━━ EXTRACTED INFORMATION

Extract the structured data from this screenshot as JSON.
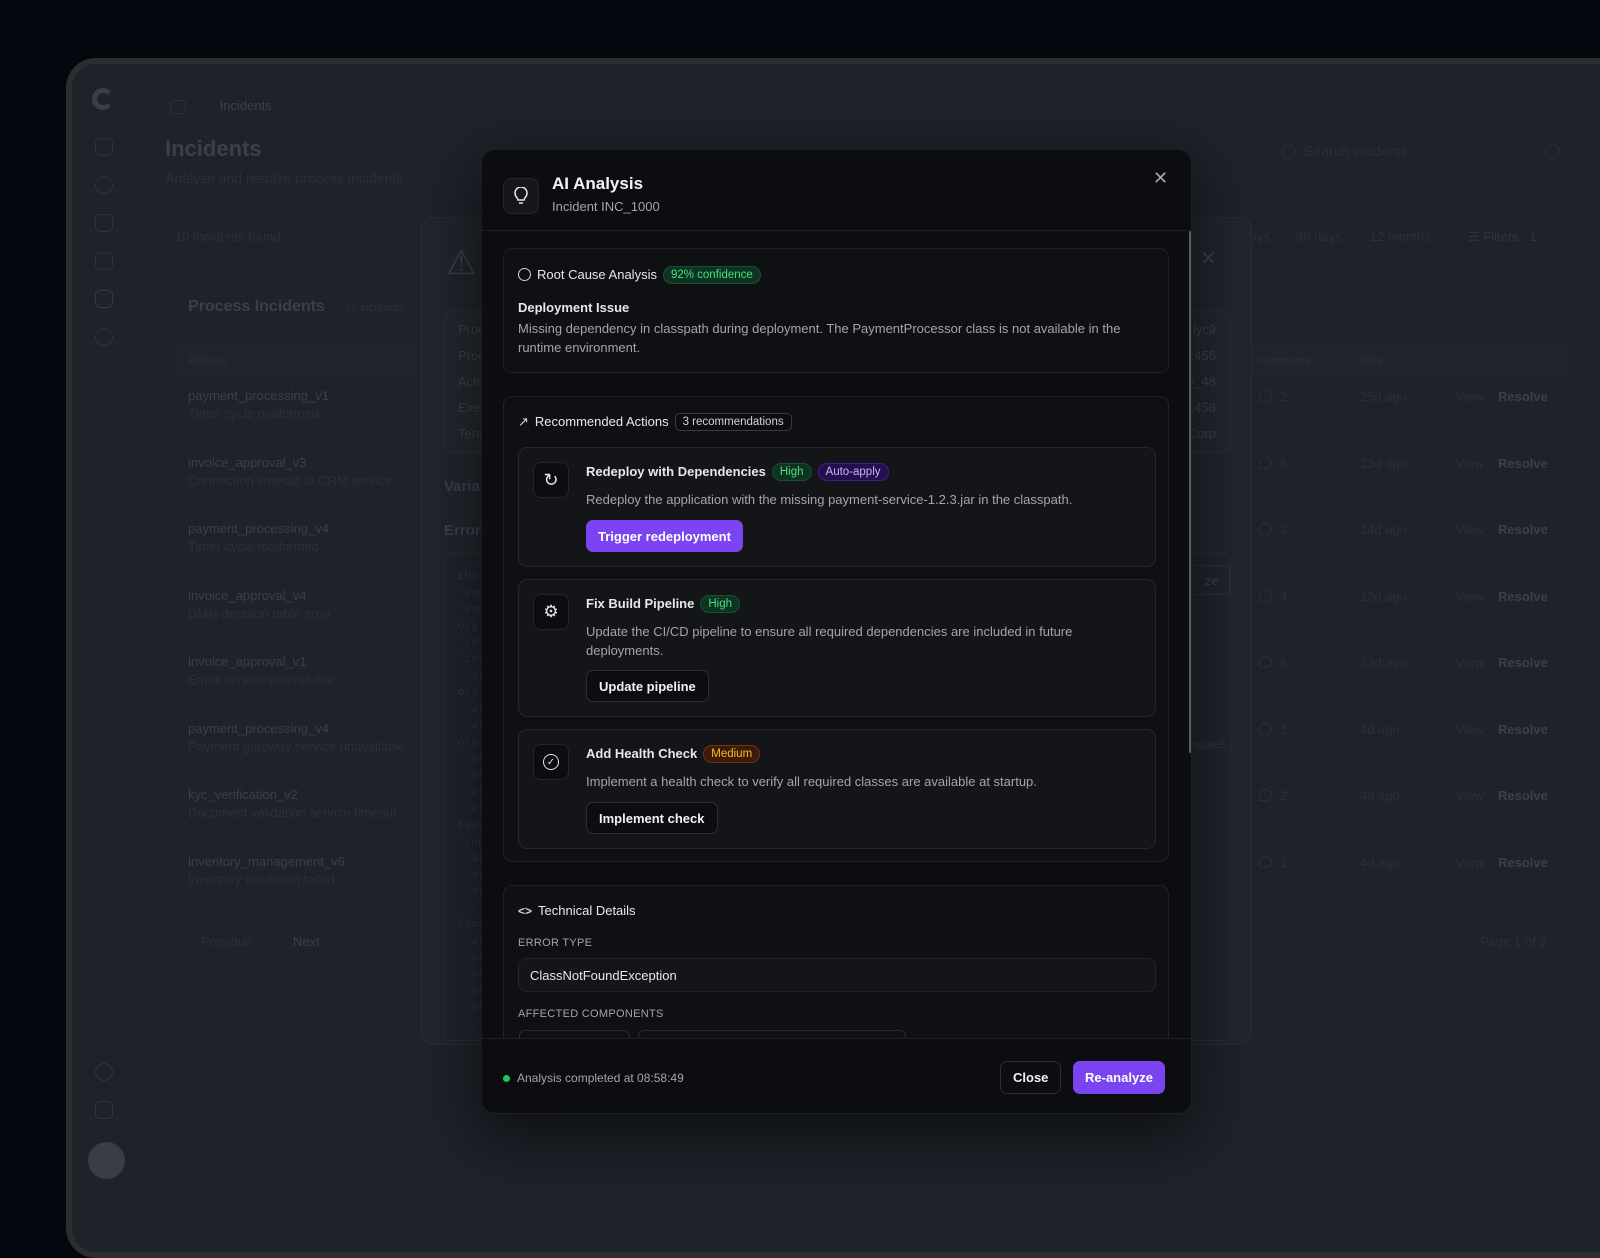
{
  "background": {
    "breadcrumb": "Incidents",
    "title": "Incidents",
    "subtitle": "Analyze and resolve process incidents",
    "found": "10 incidents found",
    "search_placeholder": "Search incidents",
    "time_tabs": [
      "ays",
      "30 days",
      "12 months"
    ],
    "filters_label": "Filters",
    "filters_count": "1",
    "list_title": "Process Incidents",
    "list_count": "10 incidents",
    "col_process": "Process",
    "col_comments": "Comments",
    "col_date": "Date",
    "rows": [
      {
        "name": "payment_processing_v1",
        "sub": "Timer cycle malformed",
        "comments": "2",
        "date": "25d ago"
      },
      {
        "name": "invoice_approval_v3",
        "sub": "Connection timeout to CRM service",
        "comments": "5",
        "date": "23d ago"
      },
      {
        "name": "payment_processing_v4",
        "sub": "Timer cycle malformed",
        "comments": "3",
        "date": "14d ago"
      },
      {
        "name": "invoice_approval_v4",
        "sub": "DMN decision table error",
        "comments": "4",
        "date": "13d ago"
      },
      {
        "name": "invoice_approval_v1",
        "sub": "Email service unavailable",
        "comments": "6",
        "date": "33d ago"
      },
      {
        "name": "payment_processing_v4",
        "sub": "Payment gateway service unavailable",
        "comments": "1",
        "date": "4d ago"
      },
      {
        "name": "kyc_verification_v2",
        "sub": "Document validation service timeout",
        "comments": "2",
        "date": "4d ago"
      },
      {
        "name": "inventory_management_v6",
        "sub": "Inventory validation failed",
        "comments": "1",
        "date": "4d ago"
      }
    ],
    "view_label": "View",
    "resolve_label": "Resolve",
    "prev_label": "Previous",
    "next_label": "Next",
    "page_label": "Page 1 of 2",
    "detail": {
      "info_labels": [
        "Proc",
        "Proc",
        "Acti",
        "Exec",
        "Tena"
      ],
      "info_values": [
        "lyc9",
        ":456",
        "y_48",
        ":456",
        "Corp"
      ],
      "variables_heading": "Varia",
      "error_heading": "Error",
      "code_lines": [
        "ENG",
        "'con",
        "'con",
        "org.",
        "'com",
        "'com",
        "  at",
        "org.",
        "  at",
        "  at",
        "org.",
        "  at",
        "  at",
        "  at",
        "  at",
        "Caus",
        "'con",
        "  at",
        "  at",
        "  at",
        "  ...",
        "Caus",
        "  at",
        "  at",
        "  at",
        "  at",
        "  at",
        "  ..."
      ],
      "analyze_fragment": "ze",
      "code_fragment": "egateE"
    }
  },
  "modal": {
    "title": "AI Analysis",
    "subtitle": "Incident INC_1000",
    "root": {
      "heading": "Root Cause Analysis",
      "confidence": "92% confidence",
      "title": "Deployment Issue",
      "text": "Missing dependency in classpath during deployment. The PaymentProcessor class is not available in the runtime environment."
    },
    "recs": {
      "heading": "Recommended Actions",
      "count": "3 recommendations",
      "items": [
        {
          "icon": "refresh-icon",
          "title": "Redeploy with Dependencies",
          "priority": "High",
          "extra": "Auto-apply",
          "text": "Redeploy the application with the missing payment-service-1.2.3.jar in the classpath.",
          "button": "Trigger redeployment"
        },
        {
          "icon": "gear-icon",
          "title": "Fix Build Pipeline",
          "priority": "High",
          "text": "Update the CI/CD pipeline to ensure all required dependencies are included in future deployments.",
          "button": "Update pipeline"
        },
        {
          "icon": "check-circle-icon",
          "title": "Add Health Check",
          "priority": "Medium",
          "text": "Implement a health check to verify all required classes are available at startup.",
          "button": "Implement check"
        }
      ]
    },
    "tech": {
      "heading": "Technical Details",
      "error_type_label": "ERROR TYPE",
      "error_type": "ClassNotFoundException",
      "components_label": "AFFECTED COMPONENTS"
    },
    "footer": {
      "status": "Analysis completed at 08:58:49",
      "close": "Close",
      "reanalyze": "Re-analyze"
    }
  },
  "colors": {
    "accent": "#7a45f0",
    "success": "#22c55e",
    "background": "#05070e"
  }
}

━━━━

THE REQUEST: Retype the data above exactly; pictures are not part of the copy.

OUTPUT BELOW:
Extract the structured data from this screenshot as JSON.
{
  "background": {
    "breadcrumb": "Incidents",
    "title": "Incidents",
    "subtitle": "Analyze and resolve process incidents",
    "found": "10 incidents found",
    "search_placeholder": "Search incidents",
    "time_tabs": [
      "ays",
      "30 days",
      "12 months"
    ],
    "filters_label": "Filters",
    "filters_count": "1",
    "list_title": "Process Incidents",
    "list_count": "10 incidents",
    "col_process": "Process",
    "col_comments": "Comments",
    "col_date": "Date",
    "rows": [
      {
        "name": "payment_processing_v1",
        "sub": "Timer cycle malformed",
        "comments": "2",
        "date": "25d ago"
      },
      {
        "name": "invoice_approval_v3",
        "sub": "Connection timeout to CRM service",
        "comments": "5",
        "date": "23d ago"
      },
      {
        "name": "payment_processing_v4",
        "sub": "Timer cycle malformed",
        "comments": "3",
        "date": "14d ago"
      },
      {
        "name": "invoice_approval_v4",
        "sub": "DMN decision table error",
        "comments": "4",
        "date": "13d ago"
      },
      {
        "name": "invoice_approval_v1",
        "sub": "Email service unavailable",
        "comments": "6",
        "date": "33d ago"
      },
      {
        "name": "payment_processing_v4",
        "sub": "Payment gateway service unavailable",
        "comments": "1",
        "date": "4d ago"
      },
      {
        "name": "kyc_verification_v2",
        "sub": "Document validation service timeout",
        "comments": "2",
        "date": "4d ago"
      },
      {
        "name": "inventory_management_v6",
        "sub": "Inventory validation failed",
        "comments": "1",
        "date": "4d ago"
      }
    ],
    "view_label": "View",
    "resolve_label": "Resolve",
    "prev_label": "Previous",
    "next_label": "Next",
    "page_label": "Page 1 of 2",
    "detail": {
      "info_labels": [
        "Proc",
        "Proc",
        "Acti",
        "Exec",
        "Tena"
      ],
      "info_values": [
        "lyc9",
        ":456",
        "y_48",
        ":456",
        "Corp"
      ],
      "variables_heading": "Varia",
      "error_heading": "Error",
      "code_lines": [
        "ENG",
        "'con",
        "'con",
        "org.",
        "'com",
        "'com",
        "  at",
        "org.",
        "  at",
        "  at",
        "org.",
        "  at",
        "  at",
        "  at",
        "  at",
        "Caus",
        "'con",
        "  at",
        "  at",
        "  at",
        "  ...",
        "Caus",
        "  at",
        "  at",
        "  at",
        "  at",
        "  at",
        "  ..."
      ],
      "analyze_fragment": "ze",
      "code_fragment": "egateE"
    }
  },
  "modal": {
    "title": "AI Analysis",
    "subtitle": "Incident INC_1000",
    "root": {
      "heading": "Root Cause Analysis",
      "confidence": "92% confidence",
      "title": "Deployment Issue",
      "text": "Missing dependency in classpath during deployment. The PaymentProcessor class is not available in the runtime environment."
    },
    "recs": {
      "heading": "Recommended Actions",
      "count": "3 recommendations",
      "items": [
        {
          "icon": "refresh-icon",
          "title": "Redeploy with Dependencies",
          "priority": "High",
          "extra": "Auto-apply",
          "text": "Redeploy the application with the missing payment-service-1.2.3.jar in the classpath.",
          "button": "Trigger redeployment"
        },
        {
          "icon": "gear-icon",
          "title": "Fix Build Pipeline",
          "priority": "High",
          "text": "Update the CI/CD pipeline to ensure all required dependencies are included in future deployments.",
          "button": "Update pipeline"
        },
        {
          "icon": "check-circle-icon",
          "title": "Add Health Check",
          "priority": "Medium",
          "text": "Implement a health check to verify all required classes are available at startup.",
          "button": "Implement check"
        }
      ]
    },
    "tech": {
      "heading": "Technical Details",
      "error_type_label": "ERROR TYPE",
      "error_type": "ClassNotFoundException",
      "components_label": "AFFECTED COMPONENTS"
    },
    "footer": {
      "status": "Analysis completed at 08:58:49",
      "close": "Close",
      "reanalyze": "Re-analyze"
    }
  },
  "colors": {
    "accent": "#7a45f0",
    "success": "#22c55e",
    "background": "#05070e"
  }
}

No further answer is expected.